═══ Extracted entries
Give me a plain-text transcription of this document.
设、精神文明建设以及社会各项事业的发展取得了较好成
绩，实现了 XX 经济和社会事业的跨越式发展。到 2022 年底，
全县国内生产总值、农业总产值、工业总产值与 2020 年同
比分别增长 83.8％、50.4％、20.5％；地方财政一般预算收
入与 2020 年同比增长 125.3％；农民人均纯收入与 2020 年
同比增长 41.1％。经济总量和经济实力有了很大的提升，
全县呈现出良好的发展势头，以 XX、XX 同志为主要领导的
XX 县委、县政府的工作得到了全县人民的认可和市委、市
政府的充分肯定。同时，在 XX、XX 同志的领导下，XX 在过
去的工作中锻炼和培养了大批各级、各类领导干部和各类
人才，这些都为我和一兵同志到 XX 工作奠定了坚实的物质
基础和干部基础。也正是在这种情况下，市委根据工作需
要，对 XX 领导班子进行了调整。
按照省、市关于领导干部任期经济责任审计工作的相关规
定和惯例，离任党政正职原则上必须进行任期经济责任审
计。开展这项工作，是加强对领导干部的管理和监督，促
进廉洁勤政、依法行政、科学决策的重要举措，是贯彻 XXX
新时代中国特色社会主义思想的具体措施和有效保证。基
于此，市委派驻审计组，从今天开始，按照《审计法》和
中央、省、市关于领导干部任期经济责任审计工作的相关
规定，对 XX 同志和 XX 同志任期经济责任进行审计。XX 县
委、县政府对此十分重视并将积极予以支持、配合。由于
══════
Exercise description ▸
Reproduce each line of the material above precisely.

Answer to the exercise ▸
Give me a plain-text transcription of this document.
设、精神文明建设以及社会各项事业的发展取得了较好成
绩，实现了 XX 经济和社会事业的跨越式发展。到 2022 年底，
全县国内生产总值、农业总产值、工业总产值与 2020 年同
比分别增长 83.8％、50.4％、20.5％；地方财政一般预算收
入与 2020 年同比增长 125.3％；农民人均纯收入与 2020 年
同比增长 41.1％。经济总量和经济实力有了很大的提升，
全县呈现出良好的发展势头，以 XX、XX 同志为主要领导的
XX 县委、县政府的工作得到了全县人民的认可和市委、市
政府的充分肯定。同时，在 XX、XX 同志的领导下，XX 在过
去的工作中锻炼和培养了大批各级、各类领导干部和各类
人才，这些都为我和一兵同志到 XX 工作奠定了坚实的物质
基础和干部基础。也正是在这种情况下，市委根据工作需
要，对 XX 领导班子进行了调整。
按照省、市关于领导干部任期经济责任审计工作的相关规
定和惯例，离任党政正职原则上必须进行任期经济责任审
计。开展这项工作，是加强对领导干部的管理和监督，促
进廉洁勤政、依法行政、科学决策的重要举措，是贯彻 XXX
新时代中国特色社会主义思想的具体措施和有效保证。基
于此，市委派驻审计组，从今天开始，按照《审计法》和
中央、省、市关于领导干部任期经济责任审计工作的相关
规定，对 XX 同志和 XX 同志任期经济责任进行审计。XX 县
委、县政府对此十分重视并将积极予以支持、配合。由于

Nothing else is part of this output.